■ **Extracted records**:
start
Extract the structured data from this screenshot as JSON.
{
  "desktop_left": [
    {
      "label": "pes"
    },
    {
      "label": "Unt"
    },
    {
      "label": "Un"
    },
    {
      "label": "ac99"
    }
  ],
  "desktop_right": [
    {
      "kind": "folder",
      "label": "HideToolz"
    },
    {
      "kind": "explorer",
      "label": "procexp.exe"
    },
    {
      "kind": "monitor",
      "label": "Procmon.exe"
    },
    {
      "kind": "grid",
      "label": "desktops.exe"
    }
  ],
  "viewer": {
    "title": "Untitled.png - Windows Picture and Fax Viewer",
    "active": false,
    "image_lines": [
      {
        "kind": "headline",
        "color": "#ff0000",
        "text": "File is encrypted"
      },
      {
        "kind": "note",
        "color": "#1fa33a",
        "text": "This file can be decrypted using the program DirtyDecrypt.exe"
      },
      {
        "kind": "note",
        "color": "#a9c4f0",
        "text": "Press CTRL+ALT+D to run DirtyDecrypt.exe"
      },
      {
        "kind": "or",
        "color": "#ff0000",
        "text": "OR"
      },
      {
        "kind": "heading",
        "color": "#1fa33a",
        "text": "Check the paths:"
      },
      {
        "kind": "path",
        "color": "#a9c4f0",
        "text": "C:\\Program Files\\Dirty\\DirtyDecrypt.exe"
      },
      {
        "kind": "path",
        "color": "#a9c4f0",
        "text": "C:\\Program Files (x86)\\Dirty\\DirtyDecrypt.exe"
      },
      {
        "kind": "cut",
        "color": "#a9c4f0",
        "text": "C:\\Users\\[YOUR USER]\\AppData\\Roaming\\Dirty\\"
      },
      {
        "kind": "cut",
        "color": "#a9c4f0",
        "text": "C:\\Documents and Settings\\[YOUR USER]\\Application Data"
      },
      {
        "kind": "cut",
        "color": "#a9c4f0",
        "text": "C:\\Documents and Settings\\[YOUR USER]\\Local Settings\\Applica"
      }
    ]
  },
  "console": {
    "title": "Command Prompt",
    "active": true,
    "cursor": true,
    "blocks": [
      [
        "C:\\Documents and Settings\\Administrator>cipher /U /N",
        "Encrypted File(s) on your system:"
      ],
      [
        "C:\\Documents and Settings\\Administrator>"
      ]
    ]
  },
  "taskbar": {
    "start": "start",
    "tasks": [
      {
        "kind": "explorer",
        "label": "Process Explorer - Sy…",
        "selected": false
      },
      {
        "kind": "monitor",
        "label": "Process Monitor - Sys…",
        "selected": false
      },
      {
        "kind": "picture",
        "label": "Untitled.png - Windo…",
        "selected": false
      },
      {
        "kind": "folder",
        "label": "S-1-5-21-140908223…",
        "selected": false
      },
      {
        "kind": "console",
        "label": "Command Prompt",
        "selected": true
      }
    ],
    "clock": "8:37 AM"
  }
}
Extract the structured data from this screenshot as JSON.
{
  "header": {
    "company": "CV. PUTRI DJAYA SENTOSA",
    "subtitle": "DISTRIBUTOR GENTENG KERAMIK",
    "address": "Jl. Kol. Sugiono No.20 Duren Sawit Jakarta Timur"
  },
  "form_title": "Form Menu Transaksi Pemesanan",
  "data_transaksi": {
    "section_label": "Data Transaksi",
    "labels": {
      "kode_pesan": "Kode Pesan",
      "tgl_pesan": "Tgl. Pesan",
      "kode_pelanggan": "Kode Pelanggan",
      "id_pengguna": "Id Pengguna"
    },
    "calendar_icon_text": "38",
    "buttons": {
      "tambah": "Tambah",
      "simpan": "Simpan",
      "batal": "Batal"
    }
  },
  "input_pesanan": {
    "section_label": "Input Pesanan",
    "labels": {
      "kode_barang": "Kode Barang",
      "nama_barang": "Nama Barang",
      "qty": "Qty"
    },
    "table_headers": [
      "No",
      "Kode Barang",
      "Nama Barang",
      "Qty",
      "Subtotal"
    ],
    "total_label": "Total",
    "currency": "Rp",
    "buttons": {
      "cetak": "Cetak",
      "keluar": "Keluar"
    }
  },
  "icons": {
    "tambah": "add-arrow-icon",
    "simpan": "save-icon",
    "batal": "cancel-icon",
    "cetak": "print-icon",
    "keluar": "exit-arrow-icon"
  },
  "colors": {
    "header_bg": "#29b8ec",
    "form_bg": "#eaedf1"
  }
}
end
start
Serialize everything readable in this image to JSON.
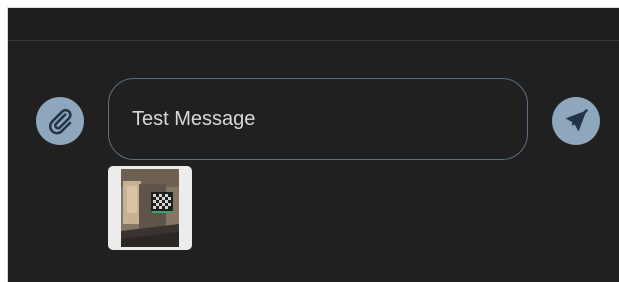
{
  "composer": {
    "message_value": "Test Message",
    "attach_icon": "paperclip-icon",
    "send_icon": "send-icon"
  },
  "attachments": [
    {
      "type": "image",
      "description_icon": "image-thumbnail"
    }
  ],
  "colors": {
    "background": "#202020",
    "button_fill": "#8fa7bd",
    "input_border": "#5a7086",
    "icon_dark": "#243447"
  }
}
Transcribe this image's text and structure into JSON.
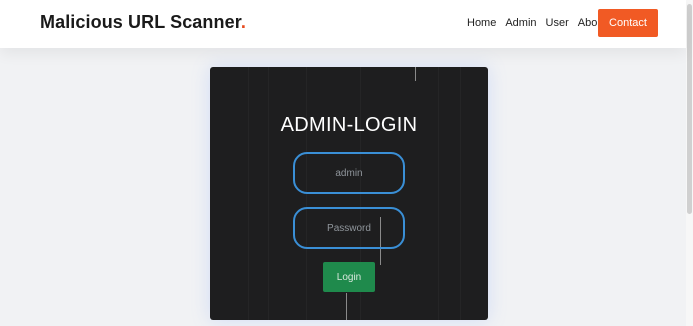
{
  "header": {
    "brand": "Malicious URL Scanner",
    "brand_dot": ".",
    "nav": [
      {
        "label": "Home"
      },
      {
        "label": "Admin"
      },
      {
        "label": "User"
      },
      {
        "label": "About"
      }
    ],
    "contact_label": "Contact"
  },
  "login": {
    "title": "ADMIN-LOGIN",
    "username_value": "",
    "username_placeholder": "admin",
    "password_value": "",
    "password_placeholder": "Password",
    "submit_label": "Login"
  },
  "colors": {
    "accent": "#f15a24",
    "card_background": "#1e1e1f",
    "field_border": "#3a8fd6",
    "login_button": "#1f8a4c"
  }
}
end
Lines that hold "keluar" are the ones to copy; find all of them.

      "keluar": "Keluar"
    "keluar": "exit-arrow-icon"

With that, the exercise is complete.